(Saved data entries)
--- START ---

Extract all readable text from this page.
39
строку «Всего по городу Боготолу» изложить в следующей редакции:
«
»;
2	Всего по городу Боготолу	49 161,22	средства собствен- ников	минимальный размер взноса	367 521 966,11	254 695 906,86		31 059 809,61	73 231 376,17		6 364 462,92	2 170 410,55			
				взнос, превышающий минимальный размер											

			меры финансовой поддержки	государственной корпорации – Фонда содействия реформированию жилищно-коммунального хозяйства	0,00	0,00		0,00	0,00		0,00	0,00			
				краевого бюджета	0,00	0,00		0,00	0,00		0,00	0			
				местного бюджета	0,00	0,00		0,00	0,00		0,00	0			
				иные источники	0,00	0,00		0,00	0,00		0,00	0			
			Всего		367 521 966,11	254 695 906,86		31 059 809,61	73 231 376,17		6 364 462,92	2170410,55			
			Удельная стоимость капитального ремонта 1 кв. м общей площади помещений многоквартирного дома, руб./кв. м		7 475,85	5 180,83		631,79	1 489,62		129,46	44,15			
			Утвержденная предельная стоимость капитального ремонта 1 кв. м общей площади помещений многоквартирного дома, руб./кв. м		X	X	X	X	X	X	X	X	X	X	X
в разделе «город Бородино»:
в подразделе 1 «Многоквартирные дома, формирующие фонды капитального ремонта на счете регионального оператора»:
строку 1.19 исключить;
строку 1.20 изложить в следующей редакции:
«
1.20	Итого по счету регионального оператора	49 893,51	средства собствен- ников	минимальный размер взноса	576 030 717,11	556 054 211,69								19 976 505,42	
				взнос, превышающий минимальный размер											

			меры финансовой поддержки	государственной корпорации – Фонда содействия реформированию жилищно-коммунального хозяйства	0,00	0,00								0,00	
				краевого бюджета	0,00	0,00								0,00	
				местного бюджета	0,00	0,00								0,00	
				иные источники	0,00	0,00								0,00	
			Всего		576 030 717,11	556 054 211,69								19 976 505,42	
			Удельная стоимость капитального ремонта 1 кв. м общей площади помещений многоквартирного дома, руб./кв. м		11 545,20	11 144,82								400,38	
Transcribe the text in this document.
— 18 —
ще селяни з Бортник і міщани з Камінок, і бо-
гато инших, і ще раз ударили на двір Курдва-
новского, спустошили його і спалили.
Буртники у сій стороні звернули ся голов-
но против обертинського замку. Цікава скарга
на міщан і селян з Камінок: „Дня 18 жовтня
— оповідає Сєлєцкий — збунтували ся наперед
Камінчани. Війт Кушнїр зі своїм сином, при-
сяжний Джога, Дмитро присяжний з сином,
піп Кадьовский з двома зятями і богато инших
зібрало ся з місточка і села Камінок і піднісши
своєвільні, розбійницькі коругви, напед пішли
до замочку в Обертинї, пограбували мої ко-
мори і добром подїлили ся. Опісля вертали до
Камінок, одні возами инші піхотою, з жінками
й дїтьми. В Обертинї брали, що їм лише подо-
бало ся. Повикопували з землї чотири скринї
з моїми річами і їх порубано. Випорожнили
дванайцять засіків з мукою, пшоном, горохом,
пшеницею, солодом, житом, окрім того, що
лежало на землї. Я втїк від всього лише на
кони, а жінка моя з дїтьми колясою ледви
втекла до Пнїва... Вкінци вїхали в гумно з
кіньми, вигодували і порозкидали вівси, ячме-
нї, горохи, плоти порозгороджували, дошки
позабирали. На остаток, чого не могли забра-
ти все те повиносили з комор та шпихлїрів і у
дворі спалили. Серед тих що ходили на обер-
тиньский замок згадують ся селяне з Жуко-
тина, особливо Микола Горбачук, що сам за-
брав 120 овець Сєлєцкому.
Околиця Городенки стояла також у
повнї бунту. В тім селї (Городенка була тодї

--- END ---

### Short task
Restate the whole of the material exactly.

### Finished answer
Extract all readable text from this page.
39
строку «Всего по городу Боготолу» изложить в следующей редакции:
«
»;
2	Всего по городу Боготолу	49 161,22	средства собствен- ников	минимальный размер взноса	367 521 966,11	254 695 906,86		31 059 809,61	73 231 376,17		6 364 462,92	2 170 410,55			
				взнос, превышающий минимальный размер											

			меры финансовой поддержки	государственной корпорации – Фонда содействия реформированию жилищно-коммунального хозяйства	0,00	0,00		0,00	0,00		0,00	0,00			
				краевого бюджета	0,00	0,00		0,00	0,00		0,00	0			
				местного бюджета	0,00	0,00		0,00	0,00		0,00	0			
				иные источники	0,00	0,00		0,00	0,00		0,00	0			
			Всего		367 521 966,11	254 695 906,86		31 059 809,61	73 231 376,17		6 364 462,92	2170410,55			
			Удельная стоимость капитального ремонта 1 кв. м общей площади помещений многоквартирного дома, руб./кв. м		7 475,85	5 180,83		631,79	1 489,62		129,46	44,15			
			Утвержденная предельная стоимость капитального ремонта 1 кв. м общей площади помещений многоквартирного дома, руб./кв. м		X	X	X	X	X	X	X	X	X	X	X
в разделе «город Бородино»:
в подразделе 1 «Многоквартирные дома, формирующие фонды капитального ремонта на счете регионального оператора»:
строку 1.19 исключить;
строку 1.20 изложить в следующей редакции:
«
1.20	Итого по счету регионального оператора	49 893,51	средства собствен- ников	минимальный размер взноса	576 030 717,11	556 054 211,69								19 976 505,42	
				взнос, превышающий минимальный размер											

			меры финансовой поддержки	государственной корпорации – Фонда содействия реформированию жилищно-коммунального хозяйства	0,00	0,00								0,00	
				краевого бюджета	0,00	0,00								0,00	
				местного бюджета	0,00	0,00								0,00	
				иные источники	0,00	0,00								0,00	
			Всего		576 030 717,11	556 054 211,69								19 976 505,42	
			Удельная стоимость капитального ремонта 1 кв. м общей площади помещений многоквартирного дома, руб./кв. м		11 545,20	11 144,82								400,38	
Transcribe the text in this document.
— 18 —
ще селяни з Бортник і міщани з Камінок, і бо-
гато инших, і ще раз ударили на двір Курдва-
новского, спустошили його і спалили.
Буртники у сій стороні звернули ся голов-
но против обертинського замку. Цікава скарга
на міщан і селян з Камінок: „Дня 18 жовтня
— оповідає Сєлєцкий — збунтували ся наперед
Камінчани. Війт Кушнїр зі своїм сином, при-
сяжний Джога, Дмитро присяжний з сином,
піп Кадьовский з двома зятями і богато инших
зібрало ся з місточка і села Камінок і піднісши
своєвільні, розбійницькі коругви, напед пішли
до замочку в Обертинї, пограбували мої ко-
мори і добром подїлили ся. Опісля вертали до
Камінок, одні возами инші піхотою, з жінками
й дїтьми. В Обертинї брали, що їм лише подо-
бало ся. Повикопували з землї чотири скринї
з моїми річами і їх порубано. Випорожнили
дванайцять засіків з мукою, пшоном, горохом,
пшеницею, солодом, житом, окрім того, що
лежало на землї. Я втїк від всього лише на
кони, а жінка моя з дїтьми колясою ледви
втекла до Пнїва... Вкінци вїхали в гумно з
кіньми, вигодували і порозкидали вівси, ячме-
нї, горохи, плоти порозгороджували, дошки
позабирали. На остаток, чого не могли забра-
ти все те повиносили з комор та шпихлїрів і у
дворі спалили. Серед тих що ходили на обер-
тиньский замок згадують ся селяне з Жуко-
тина, особливо Микола Горбачук, що сам за-
брав 120 овець Сєлєцкому.
Околиця Городенки стояла також у
повнї бунту. В тім селї (Городенка була тодї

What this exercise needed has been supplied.